■ Aim ■
Of the lines in this listing, how many contain the word "JSON"? Give the number and nothing else.

[Start Supplied data]

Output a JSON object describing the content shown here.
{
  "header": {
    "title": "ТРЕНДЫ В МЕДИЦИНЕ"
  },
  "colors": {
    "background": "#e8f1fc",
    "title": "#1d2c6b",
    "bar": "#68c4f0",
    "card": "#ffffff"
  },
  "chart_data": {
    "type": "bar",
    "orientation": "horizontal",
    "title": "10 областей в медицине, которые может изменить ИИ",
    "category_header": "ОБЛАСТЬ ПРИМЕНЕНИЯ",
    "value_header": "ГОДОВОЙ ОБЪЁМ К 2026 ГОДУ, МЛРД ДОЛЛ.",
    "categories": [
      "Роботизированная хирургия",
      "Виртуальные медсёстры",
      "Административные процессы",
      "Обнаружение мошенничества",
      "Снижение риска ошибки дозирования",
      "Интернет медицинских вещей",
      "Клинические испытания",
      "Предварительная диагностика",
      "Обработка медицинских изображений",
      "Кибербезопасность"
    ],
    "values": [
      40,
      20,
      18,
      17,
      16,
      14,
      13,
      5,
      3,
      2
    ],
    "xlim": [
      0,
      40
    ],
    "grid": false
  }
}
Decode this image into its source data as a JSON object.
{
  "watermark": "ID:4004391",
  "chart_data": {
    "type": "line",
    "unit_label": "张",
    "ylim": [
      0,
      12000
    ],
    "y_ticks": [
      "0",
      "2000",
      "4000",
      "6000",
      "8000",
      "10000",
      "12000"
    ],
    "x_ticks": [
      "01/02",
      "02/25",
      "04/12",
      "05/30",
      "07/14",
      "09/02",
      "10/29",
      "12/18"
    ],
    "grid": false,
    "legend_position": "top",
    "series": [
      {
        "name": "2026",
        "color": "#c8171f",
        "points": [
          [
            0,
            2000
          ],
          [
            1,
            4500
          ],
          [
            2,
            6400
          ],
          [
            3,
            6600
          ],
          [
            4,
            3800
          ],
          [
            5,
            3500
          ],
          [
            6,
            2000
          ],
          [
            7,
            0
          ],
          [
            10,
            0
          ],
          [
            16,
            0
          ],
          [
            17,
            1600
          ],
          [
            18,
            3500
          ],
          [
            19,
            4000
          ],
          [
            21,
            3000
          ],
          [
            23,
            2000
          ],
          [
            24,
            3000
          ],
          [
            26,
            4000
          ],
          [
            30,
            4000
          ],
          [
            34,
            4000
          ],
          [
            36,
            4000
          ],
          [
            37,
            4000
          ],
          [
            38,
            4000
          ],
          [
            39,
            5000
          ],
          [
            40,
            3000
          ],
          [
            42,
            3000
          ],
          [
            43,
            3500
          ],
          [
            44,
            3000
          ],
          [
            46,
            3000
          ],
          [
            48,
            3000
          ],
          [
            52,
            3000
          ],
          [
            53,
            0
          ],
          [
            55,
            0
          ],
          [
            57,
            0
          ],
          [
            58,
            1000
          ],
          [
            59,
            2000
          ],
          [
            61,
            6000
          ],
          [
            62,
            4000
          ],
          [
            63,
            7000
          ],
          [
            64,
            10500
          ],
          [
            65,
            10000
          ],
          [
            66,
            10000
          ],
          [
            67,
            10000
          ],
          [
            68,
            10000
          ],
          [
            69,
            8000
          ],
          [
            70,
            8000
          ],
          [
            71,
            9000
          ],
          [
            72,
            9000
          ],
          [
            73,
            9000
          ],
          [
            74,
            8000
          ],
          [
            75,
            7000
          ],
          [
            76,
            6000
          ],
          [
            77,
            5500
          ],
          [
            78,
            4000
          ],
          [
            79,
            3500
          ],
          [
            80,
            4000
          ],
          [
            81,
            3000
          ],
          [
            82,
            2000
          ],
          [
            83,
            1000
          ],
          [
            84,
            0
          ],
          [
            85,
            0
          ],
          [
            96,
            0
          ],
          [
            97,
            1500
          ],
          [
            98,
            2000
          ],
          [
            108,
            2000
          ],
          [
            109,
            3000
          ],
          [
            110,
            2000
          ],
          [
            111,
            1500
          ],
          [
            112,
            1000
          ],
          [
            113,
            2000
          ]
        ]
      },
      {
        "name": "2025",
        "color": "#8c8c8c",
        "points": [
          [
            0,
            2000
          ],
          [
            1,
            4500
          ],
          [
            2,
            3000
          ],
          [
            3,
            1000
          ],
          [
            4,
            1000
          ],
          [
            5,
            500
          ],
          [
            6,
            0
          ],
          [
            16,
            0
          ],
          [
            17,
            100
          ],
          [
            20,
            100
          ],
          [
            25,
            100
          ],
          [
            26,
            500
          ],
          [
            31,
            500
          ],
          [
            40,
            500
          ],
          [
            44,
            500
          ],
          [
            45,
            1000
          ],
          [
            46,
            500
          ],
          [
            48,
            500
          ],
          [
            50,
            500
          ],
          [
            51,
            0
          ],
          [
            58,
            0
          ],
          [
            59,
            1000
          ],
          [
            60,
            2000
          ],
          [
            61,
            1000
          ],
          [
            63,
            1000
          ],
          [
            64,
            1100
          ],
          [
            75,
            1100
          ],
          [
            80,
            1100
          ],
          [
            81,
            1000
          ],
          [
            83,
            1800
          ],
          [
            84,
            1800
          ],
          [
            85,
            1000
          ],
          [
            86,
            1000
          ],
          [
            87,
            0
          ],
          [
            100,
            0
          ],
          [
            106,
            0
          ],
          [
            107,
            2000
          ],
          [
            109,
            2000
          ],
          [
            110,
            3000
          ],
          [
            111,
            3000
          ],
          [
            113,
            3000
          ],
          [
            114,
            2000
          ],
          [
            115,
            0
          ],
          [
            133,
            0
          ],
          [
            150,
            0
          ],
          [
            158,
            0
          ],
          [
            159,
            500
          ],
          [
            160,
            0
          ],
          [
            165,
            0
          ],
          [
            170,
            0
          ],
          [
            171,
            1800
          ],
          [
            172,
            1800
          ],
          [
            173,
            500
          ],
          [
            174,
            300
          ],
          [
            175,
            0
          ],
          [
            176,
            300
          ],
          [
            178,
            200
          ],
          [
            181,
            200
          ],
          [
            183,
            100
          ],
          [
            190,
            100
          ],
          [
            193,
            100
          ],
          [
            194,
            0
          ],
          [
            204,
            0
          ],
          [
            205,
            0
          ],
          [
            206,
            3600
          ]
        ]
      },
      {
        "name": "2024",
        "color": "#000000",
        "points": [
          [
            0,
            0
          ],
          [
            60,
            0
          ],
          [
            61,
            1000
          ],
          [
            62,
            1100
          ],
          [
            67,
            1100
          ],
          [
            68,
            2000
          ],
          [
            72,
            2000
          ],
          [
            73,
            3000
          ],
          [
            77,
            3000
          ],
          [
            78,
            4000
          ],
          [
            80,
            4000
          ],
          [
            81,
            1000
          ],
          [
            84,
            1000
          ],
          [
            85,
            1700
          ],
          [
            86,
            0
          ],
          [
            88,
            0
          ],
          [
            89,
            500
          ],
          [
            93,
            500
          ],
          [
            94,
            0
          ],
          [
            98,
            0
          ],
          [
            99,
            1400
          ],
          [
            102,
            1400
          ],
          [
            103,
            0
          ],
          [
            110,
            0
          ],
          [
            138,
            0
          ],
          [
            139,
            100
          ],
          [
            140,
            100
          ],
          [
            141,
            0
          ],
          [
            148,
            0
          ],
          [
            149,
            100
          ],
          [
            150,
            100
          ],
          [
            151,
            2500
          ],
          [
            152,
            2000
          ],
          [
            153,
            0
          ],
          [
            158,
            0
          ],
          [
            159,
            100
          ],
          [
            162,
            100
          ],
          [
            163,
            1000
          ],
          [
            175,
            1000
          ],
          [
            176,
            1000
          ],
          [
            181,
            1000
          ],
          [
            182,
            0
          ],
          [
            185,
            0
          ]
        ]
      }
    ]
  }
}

[End Supplied data]

■ Response for this exercise ■
2